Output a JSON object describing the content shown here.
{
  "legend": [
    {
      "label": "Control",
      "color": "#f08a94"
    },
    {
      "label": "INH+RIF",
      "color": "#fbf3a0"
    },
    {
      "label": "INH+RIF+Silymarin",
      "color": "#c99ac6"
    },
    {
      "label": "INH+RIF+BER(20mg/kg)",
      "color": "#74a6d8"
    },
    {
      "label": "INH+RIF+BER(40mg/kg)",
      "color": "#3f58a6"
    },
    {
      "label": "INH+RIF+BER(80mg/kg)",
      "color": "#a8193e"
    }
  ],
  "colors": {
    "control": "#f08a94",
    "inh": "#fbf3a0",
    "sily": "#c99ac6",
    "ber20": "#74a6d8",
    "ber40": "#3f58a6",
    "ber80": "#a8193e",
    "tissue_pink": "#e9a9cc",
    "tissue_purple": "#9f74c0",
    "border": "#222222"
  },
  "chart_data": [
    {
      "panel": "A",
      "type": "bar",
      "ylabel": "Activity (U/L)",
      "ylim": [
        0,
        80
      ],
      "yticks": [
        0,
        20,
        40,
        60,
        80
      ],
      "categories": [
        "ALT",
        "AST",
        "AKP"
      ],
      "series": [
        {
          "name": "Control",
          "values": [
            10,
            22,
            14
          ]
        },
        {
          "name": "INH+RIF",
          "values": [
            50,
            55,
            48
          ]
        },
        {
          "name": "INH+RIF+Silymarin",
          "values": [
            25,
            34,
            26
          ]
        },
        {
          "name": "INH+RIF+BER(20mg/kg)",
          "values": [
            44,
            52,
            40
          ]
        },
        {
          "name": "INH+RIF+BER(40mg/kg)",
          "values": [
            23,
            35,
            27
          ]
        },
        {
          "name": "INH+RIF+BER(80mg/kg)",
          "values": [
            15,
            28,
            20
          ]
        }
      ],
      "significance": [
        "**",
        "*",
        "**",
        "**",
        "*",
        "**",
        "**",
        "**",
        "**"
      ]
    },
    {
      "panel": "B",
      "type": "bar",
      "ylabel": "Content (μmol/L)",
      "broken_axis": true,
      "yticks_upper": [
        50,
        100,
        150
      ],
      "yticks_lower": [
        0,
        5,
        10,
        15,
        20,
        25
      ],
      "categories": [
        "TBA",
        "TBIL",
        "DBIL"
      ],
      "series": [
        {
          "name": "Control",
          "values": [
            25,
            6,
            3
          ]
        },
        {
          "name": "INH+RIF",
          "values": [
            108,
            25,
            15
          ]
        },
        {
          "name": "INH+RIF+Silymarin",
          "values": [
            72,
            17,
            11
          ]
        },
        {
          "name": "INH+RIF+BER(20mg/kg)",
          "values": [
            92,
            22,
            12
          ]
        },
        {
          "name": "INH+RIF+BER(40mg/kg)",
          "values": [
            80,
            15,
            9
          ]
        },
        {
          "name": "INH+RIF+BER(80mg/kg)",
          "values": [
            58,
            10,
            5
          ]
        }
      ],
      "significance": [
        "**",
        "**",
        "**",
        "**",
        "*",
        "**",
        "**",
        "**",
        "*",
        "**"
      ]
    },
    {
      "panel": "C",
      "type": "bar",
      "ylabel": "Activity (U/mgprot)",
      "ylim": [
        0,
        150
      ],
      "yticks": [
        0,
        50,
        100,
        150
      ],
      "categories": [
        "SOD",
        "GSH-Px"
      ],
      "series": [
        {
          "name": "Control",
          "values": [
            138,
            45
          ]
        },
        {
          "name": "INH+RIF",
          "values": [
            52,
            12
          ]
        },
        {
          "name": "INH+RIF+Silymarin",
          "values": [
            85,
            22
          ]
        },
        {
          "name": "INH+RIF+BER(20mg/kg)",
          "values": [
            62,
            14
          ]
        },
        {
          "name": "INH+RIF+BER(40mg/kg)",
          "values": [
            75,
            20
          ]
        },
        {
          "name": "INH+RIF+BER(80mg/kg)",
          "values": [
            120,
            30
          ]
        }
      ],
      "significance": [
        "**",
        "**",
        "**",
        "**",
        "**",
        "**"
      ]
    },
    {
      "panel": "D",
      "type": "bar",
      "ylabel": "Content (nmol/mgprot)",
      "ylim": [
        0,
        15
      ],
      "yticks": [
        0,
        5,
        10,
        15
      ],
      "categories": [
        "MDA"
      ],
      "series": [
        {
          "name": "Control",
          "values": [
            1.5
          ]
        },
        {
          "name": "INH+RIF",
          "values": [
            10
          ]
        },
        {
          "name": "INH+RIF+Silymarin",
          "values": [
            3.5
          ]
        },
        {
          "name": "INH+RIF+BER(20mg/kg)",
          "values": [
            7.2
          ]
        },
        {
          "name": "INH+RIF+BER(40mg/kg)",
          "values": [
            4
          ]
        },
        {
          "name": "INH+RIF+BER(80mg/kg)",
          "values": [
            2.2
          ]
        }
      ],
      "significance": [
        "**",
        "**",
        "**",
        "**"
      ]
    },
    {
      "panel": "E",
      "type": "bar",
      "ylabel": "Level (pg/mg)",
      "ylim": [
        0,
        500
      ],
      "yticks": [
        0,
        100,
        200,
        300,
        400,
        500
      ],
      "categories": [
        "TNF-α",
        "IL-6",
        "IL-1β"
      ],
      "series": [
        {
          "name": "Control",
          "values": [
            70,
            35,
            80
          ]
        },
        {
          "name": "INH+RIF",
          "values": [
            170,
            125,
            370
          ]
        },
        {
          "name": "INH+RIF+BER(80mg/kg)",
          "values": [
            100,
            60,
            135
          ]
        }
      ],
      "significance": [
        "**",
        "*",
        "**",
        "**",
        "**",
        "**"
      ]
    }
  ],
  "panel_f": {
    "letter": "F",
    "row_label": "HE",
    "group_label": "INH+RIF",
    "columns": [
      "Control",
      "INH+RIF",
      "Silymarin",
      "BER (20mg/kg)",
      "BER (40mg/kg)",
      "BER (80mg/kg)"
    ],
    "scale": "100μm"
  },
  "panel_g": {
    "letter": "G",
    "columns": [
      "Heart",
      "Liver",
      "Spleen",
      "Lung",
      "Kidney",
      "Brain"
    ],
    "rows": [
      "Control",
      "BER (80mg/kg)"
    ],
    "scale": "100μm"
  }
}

···

### [What you have to do]
Pull out all lines from the listing that contain the string "Activity".

### [Full response]
      "ylabel": "Activity (U/L)",
      "ylabel": "Activity (U/mgprot)",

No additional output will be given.